### Problem details:
Find the lines that hold the word "Provence" and return them.

Structured figure records:
☆ ☆ ☆ ☆
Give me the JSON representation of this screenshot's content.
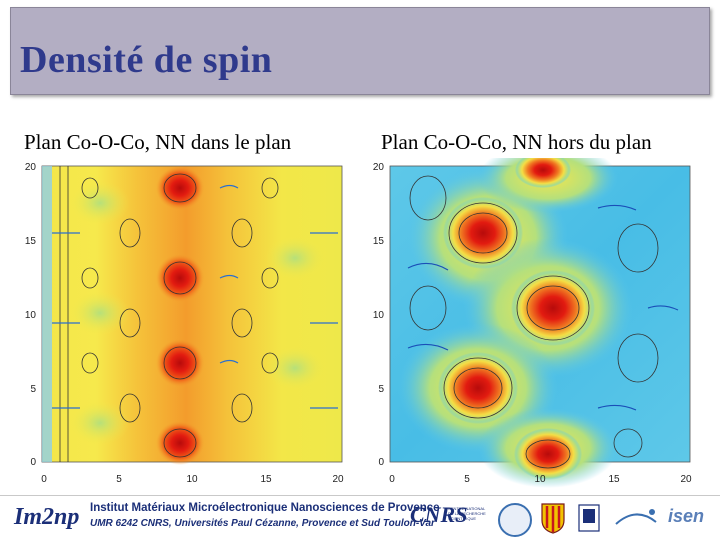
{
  "title": "Densité de spin",
  "captions": {
    "left": "Plan Co-O-Co, NN dans le plan",
    "right": "Plan Co-O-Co, NN hors du plan"
  },
  "axis_ticks": {
    "y": [
      "20",
      "15",
      "10",
      "5",
      "0"
    ],
    "x": [
      "0",
      "5",
      "10",
      "15",
      "20"
    ]
  },
  "footer": {
    "lab_logo": "Im2np",
    "institute": "Institut Matériaux Microélectronique Nanosciences de Provence",
    "institute_sub": "UMR 6242 CNRS, Universités Paul Cézanne, Provence et Sud Toulon-Var",
    "cnrs": "CNRS",
    "cnrs_small": "CENTRE NATIONAL DE LA RECHERCHE SCIENTIFIQUE",
    "isen": "isen"
  },
  "colors": {
    "title_bg": "#b3aec3",
    "title_text": "#2f3a8c",
    "map_hot": "#e21b10",
    "map_cold": "#2aa8e6"
  }
}
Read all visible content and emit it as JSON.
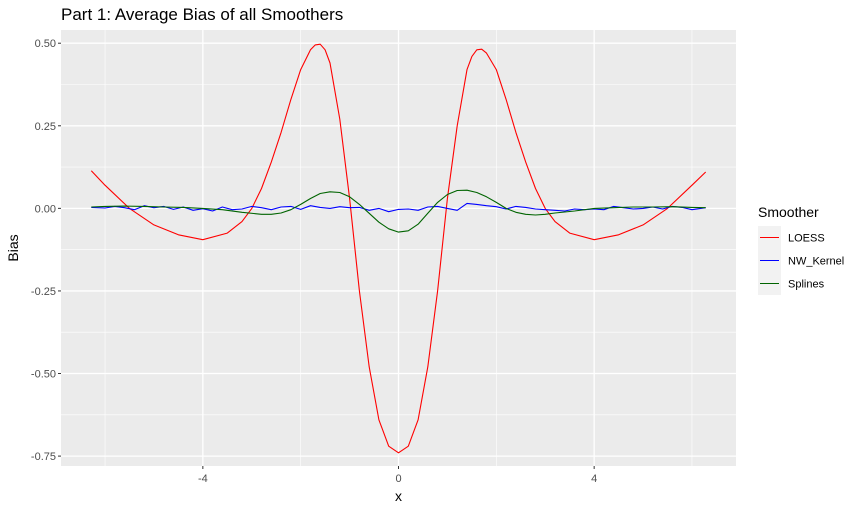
{
  "chart_data": {
    "type": "line",
    "title": "Part 1: Average Bias of all Smoothers",
    "xlabel": "x",
    "ylabel": "Bias",
    "xlim": [
      -6.9,
      6.9
    ],
    "ylim": [
      -0.78,
      0.54
    ],
    "x_ticks": [
      -4,
      0,
      4
    ],
    "x_tick_labels": [
      "-4",
      "0",
      "4"
    ],
    "y_ticks": [
      0.5,
      0.25,
      0.0,
      -0.25,
      -0.5,
      -0.75
    ],
    "y_tick_labels": [
      "0.50",
      "0.25",
      "0.00",
      "-0.25",
      "-0.50",
      "-0.75"
    ],
    "grid": true,
    "legend": {
      "title": "Smoother",
      "position": "right"
    },
    "series": [
      {
        "name": "LOESS",
        "color": "#ff0000",
        "x": [
          -6.28,
          -6.0,
          -5.5,
          -5.0,
          -4.5,
          -4.0,
          -3.5,
          -3.2,
          -3.0,
          -2.8,
          -2.6,
          -2.4,
          -2.2,
          -2.0,
          -1.8,
          -1.7,
          -1.6,
          -1.5,
          -1.4,
          -1.2,
          -1.0,
          -0.8,
          -0.6,
          -0.4,
          -0.2,
          0.0,
          0.2,
          0.4,
          0.6,
          0.8,
          1.0,
          1.2,
          1.4,
          1.5,
          1.6,
          1.7,
          1.8,
          2.0,
          2.2,
          2.4,
          2.6,
          2.8,
          3.0,
          3.2,
          3.5,
          4.0,
          4.5,
          5.0,
          5.5,
          6.0,
          6.28
        ],
        "y": [
          0.114,
          0.07,
          0.0,
          -0.05,
          -0.08,
          -0.095,
          -0.075,
          -0.04,
          0.0,
          0.06,
          0.14,
          0.23,
          0.33,
          0.42,
          0.48,
          0.495,
          0.497,
          0.48,
          0.44,
          0.27,
          0.03,
          -0.25,
          -0.48,
          -0.64,
          -0.72,
          -0.74,
          -0.72,
          -0.64,
          -0.48,
          -0.25,
          0.03,
          0.25,
          0.42,
          0.46,
          0.48,
          0.482,
          0.47,
          0.42,
          0.33,
          0.23,
          0.14,
          0.06,
          0.0,
          -0.04,
          -0.075,
          -0.095,
          -0.08,
          -0.05,
          0.0,
          0.07,
          0.11
        ]
      },
      {
        "name": "NW_Kernel",
        "color": "#0000ff",
        "x": [
          -6.28,
          -6.0,
          -5.8,
          -5.6,
          -5.4,
          -5.2,
          -5.0,
          -4.8,
          -4.6,
          -4.4,
          -4.2,
          -4.0,
          -3.8,
          -3.6,
          -3.4,
          -3.2,
          -3.0,
          -2.8,
          -2.6,
          -2.4,
          -2.2,
          -2.0,
          -1.8,
          -1.6,
          -1.4,
          -1.2,
          -1.0,
          -0.8,
          -0.6,
          -0.4,
          -0.2,
          0.0,
          0.2,
          0.4,
          0.6,
          0.8,
          1.0,
          1.2,
          1.4,
          1.6,
          1.8,
          2.0,
          2.2,
          2.4,
          2.6,
          2.8,
          3.0,
          3.2,
          3.4,
          3.6,
          3.8,
          4.0,
          4.2,
          4.4,
          4.6,
          4.8,
          5.0,
          5.2,
          5.4,
          5.6,
          5.8,
          6.0,
          6.28
        ],
        "y": [
          0.003,
          0.001,
          0.006,
          0.002,
          -0.004,
          0.008,
          0.002,
          0.006,
          -0.003,
          0.004,
          -0.006,
          -0.001,
          -0.008,
          0.004,
          -0.004,
          -0.002,
          0.006,
          0.002,
          -0.004,
          0.004,
          0.006,
          -0.003,
          0.008,
          0.003,
          0.0,
          0.005,
          0.002,
          0.003,
          -0.006,
          0.0,
          -0.01,
          -0.003,
          -0.002,
          -0.006,
          0.004,
          0.006,
          0.0,
          -0.006,
          0.015,
          0.012,
          0.008,
          0.005,
          -0.002,
          0.006,
          0.003,
          -0.002,
          -0.004,
          -0.006,
          -0.008,
          -0.002,
          -0.004,
          -0.002,
          -0.004,
          0.006,
          0.002,
          -0.002,
          0.0,
          0.004,
          -0.002,
          0.006,
          0.003,
          -0.004,
          0.002
        ]
      },
      {
        "name": "Splines",
        "color": "#006400",
        "x": [
          -6.28,
          -6.0,
          -5.6,
          -5.2,
          -4.8,
          -4.4,
          -4.0,
          -3.6,
          -3.2,
          -2.8,
          -2.6,
          -2.4,
          -2.2,
          -2.0,
          -1.8,
          -1.6,
          -1.4,
          -1.2,
          -1.0,
          -0.8,
          -0.6,
          -0.4,
          -0.2,
          0.0,
          0.2,
          0.4,
          0.6,
          0.8,
          1.0,
          1.2,
          1.4,
          1.6,
          1.8,
          2.0,
          2.2,
          2.4,
          2.6,
          2.8,
          3.0,
          3.2,
          3.6,
          4.0,
          4.4,
          4.8,
          5.2,
          5.6,
          6.0,
          6.28
        ],
        "y": [
          0.004,
          0.006,
          0.007,
          0.006,
          0.004,
          0.003,
          0.0,
          -0.004,
          -0.012,
          -0.018,
          -0.018,
          -0.014,
          -0.004,
          0.012,
          0.03,
          0.045,
          0.05,
          0.048,
          0.035,
          0.012,
          -0.015,
          -0.042,
          -0.062,
          -0.072,
          -0.068,
          -0.048,
          -0.015,
          0.018,
          0.042,
          0.054,
          0.055,
          0.048,
          0.035,
          0.018,
          0.0,
          -0.012,
          -0.018,
          -0.02,
          -0.018,
          -0.014,
          -0.008,
          0.0,
          0.002,
          0.004,
          0.004,
          0.005,
          0.003,
          0.002
        ]
      }
    ]
  }
}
☆ ☆ ☆ ☆
### Answer to this exercise:
    "institute": "Institut Matériaux Microélectronique Nanosciences de Provence",
    "institute_sub": "UMR 6242 CNRS, Universités Paul Cézanne, Provence et Sud Toulon-Var",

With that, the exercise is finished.